All lines holding the string "style" are to be shown.

Excerpt from a dataset
◆ ◆ ◆

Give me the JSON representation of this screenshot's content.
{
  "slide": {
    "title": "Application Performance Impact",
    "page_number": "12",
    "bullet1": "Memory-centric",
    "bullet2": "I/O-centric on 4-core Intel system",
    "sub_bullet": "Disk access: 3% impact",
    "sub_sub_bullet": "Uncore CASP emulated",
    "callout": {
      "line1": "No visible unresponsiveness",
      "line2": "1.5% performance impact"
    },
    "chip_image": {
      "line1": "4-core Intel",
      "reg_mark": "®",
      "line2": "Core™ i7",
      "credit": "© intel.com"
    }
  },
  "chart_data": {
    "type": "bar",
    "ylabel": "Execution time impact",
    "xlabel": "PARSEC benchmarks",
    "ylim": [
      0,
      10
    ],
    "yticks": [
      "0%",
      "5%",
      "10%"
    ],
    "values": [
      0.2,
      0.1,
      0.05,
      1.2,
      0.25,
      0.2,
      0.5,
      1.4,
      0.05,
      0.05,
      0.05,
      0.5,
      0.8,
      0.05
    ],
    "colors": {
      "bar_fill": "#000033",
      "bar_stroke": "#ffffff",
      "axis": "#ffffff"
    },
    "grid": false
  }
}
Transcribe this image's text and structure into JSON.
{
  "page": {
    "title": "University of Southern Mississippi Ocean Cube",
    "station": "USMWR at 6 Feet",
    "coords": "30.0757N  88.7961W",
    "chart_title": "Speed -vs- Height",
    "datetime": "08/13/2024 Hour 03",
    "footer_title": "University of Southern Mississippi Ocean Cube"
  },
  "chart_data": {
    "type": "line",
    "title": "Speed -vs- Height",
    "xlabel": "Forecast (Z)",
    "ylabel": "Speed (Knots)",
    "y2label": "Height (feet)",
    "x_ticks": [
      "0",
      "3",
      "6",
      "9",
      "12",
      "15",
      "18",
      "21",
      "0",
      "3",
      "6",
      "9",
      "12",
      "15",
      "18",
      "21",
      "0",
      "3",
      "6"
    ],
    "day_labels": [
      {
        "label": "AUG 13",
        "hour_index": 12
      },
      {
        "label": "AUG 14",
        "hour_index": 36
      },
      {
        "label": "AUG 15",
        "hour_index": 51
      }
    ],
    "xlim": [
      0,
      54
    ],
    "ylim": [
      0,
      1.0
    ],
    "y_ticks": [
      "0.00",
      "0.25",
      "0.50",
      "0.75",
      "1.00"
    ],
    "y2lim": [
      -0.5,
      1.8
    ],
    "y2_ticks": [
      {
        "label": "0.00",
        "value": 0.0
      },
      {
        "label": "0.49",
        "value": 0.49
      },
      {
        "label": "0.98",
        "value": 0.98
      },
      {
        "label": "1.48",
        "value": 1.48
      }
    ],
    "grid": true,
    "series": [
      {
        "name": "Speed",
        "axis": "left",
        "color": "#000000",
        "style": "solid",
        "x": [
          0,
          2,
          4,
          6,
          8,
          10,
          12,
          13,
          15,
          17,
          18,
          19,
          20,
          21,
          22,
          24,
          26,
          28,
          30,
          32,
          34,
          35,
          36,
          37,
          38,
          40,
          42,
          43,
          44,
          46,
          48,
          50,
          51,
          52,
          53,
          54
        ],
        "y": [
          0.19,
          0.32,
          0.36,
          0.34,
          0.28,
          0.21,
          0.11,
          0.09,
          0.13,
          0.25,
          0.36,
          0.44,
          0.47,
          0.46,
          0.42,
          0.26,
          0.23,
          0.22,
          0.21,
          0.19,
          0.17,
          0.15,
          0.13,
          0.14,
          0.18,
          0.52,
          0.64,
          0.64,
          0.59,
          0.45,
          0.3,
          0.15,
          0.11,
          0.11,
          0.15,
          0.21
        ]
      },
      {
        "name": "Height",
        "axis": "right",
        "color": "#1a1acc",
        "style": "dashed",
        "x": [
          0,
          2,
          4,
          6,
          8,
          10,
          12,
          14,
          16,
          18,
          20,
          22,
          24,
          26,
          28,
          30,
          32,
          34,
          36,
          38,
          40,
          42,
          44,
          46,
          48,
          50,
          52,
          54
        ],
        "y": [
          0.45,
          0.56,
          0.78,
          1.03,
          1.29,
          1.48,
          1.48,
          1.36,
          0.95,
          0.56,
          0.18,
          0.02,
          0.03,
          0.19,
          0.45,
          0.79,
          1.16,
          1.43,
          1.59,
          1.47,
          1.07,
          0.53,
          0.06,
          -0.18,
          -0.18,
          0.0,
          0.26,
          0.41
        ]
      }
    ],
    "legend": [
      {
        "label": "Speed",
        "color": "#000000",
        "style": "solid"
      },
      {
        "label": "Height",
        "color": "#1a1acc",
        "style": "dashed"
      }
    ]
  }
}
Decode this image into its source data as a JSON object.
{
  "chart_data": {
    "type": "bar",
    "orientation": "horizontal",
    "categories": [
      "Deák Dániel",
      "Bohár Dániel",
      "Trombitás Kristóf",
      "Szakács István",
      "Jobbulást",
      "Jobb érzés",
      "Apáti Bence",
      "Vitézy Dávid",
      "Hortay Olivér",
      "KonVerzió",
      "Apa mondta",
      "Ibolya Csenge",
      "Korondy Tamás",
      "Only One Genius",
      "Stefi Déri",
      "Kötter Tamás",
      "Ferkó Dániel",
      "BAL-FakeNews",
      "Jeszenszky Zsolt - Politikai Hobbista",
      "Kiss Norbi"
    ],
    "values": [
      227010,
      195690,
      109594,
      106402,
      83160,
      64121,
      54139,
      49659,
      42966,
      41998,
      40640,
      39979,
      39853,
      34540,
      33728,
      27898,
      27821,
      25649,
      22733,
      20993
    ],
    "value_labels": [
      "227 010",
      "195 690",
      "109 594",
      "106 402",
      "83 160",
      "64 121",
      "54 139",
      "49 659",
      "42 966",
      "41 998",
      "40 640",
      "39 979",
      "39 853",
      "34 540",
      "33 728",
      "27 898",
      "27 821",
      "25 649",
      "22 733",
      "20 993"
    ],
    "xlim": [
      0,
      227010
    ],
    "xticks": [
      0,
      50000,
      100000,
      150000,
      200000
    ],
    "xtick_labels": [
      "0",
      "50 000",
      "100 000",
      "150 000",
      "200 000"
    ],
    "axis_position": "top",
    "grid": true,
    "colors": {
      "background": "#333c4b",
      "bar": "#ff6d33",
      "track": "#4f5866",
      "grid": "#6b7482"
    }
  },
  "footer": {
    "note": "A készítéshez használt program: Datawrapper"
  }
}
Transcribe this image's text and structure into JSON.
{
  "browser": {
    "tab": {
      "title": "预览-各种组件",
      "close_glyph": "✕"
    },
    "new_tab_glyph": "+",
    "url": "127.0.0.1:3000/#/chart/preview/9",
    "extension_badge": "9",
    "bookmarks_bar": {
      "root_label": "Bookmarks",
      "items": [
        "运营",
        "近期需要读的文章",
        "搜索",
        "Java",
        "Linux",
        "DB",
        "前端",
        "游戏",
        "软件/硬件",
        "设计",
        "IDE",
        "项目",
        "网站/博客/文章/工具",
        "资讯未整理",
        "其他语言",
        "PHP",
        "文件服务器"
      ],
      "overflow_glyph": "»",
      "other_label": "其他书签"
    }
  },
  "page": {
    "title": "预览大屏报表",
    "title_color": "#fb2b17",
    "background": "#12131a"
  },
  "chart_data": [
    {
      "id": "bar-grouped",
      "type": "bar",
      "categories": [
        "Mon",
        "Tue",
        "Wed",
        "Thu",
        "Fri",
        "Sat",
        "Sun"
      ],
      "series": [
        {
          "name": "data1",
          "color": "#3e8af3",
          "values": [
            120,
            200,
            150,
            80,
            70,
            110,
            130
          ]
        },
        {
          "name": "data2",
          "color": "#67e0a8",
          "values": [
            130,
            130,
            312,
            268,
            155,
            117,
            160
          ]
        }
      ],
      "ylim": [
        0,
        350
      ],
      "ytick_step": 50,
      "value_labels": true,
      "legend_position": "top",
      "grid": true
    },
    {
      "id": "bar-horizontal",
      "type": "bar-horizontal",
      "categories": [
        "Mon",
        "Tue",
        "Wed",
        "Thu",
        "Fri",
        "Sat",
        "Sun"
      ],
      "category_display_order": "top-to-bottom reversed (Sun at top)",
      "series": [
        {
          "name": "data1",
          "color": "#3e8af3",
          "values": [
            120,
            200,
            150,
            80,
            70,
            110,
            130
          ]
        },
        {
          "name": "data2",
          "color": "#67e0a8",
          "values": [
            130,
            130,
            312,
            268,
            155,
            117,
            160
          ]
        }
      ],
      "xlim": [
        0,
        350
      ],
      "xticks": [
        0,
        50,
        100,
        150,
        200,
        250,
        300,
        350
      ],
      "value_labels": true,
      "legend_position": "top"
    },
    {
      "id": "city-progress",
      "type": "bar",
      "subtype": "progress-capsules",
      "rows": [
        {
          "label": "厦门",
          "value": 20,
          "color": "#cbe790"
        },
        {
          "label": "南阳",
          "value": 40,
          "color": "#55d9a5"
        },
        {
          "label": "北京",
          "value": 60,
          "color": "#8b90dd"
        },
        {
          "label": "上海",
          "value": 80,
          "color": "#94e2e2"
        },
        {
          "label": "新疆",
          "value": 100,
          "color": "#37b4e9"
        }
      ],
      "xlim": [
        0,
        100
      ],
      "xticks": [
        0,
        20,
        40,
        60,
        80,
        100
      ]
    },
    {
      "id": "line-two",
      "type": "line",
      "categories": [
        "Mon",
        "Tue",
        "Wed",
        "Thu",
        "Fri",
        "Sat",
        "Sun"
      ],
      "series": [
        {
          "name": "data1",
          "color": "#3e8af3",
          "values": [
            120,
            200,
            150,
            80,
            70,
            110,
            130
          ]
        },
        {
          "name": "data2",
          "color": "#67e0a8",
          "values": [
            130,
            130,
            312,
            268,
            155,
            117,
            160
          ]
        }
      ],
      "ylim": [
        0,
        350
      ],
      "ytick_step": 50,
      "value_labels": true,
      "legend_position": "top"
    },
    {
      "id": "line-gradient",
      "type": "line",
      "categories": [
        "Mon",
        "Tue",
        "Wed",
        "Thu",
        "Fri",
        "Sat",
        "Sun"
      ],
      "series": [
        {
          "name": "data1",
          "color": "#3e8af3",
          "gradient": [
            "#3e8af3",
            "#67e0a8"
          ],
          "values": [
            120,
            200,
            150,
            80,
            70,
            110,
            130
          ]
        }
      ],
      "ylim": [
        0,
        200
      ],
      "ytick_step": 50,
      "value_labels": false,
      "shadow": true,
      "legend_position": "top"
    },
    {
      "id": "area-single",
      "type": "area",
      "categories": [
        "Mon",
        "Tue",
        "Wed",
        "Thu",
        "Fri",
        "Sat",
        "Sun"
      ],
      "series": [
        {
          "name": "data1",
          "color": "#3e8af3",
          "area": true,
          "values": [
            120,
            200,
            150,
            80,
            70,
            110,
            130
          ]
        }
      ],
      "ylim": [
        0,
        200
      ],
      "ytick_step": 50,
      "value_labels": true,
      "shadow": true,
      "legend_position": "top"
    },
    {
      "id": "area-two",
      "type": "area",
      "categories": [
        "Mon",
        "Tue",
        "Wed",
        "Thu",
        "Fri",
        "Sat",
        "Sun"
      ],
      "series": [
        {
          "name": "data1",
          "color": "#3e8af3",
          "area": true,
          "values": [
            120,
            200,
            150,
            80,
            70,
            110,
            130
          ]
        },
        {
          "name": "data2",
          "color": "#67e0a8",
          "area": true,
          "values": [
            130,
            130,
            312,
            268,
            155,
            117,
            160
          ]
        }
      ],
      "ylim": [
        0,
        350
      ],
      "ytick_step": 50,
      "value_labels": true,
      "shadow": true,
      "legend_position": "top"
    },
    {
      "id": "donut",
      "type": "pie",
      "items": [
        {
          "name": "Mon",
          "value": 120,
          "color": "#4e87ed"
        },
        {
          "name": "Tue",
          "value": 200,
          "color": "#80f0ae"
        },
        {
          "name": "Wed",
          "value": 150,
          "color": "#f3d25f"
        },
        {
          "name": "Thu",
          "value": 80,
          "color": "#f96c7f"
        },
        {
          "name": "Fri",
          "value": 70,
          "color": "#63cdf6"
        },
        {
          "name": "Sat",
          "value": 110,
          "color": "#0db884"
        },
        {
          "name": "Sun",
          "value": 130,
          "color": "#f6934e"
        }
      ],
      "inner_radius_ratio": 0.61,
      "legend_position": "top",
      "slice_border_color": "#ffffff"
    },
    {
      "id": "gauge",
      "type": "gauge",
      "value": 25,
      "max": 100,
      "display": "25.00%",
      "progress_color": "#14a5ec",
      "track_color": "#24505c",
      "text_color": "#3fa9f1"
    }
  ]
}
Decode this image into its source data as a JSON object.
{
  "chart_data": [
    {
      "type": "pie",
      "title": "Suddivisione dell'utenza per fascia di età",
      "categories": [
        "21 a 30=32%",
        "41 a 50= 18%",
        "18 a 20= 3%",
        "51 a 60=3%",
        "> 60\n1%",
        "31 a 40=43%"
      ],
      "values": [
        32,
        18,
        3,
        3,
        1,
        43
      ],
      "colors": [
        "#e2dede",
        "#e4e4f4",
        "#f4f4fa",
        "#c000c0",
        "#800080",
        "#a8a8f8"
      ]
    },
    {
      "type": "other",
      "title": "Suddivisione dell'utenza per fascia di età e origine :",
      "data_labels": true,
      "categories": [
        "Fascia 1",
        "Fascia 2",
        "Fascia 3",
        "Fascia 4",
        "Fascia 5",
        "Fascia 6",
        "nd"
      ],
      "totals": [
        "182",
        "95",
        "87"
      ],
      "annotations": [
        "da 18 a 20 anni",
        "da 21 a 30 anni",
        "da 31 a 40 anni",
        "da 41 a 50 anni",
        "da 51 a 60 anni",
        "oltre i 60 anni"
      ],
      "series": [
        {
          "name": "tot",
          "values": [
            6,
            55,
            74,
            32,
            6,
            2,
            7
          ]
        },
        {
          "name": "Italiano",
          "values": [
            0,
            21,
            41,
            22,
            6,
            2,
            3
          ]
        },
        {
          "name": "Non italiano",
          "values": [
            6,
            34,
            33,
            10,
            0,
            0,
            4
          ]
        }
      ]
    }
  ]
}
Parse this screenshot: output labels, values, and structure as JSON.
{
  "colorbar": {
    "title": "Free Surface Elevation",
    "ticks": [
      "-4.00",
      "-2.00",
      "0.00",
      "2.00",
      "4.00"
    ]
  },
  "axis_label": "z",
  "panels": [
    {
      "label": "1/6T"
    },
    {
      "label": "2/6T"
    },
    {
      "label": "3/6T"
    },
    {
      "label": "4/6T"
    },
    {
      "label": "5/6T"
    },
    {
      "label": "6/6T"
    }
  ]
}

◆ ◆ ◆

CORRECT RESULT
        "style": "solid",
        "style": "dashed",
        "style": "solid"
        "style": "dashed"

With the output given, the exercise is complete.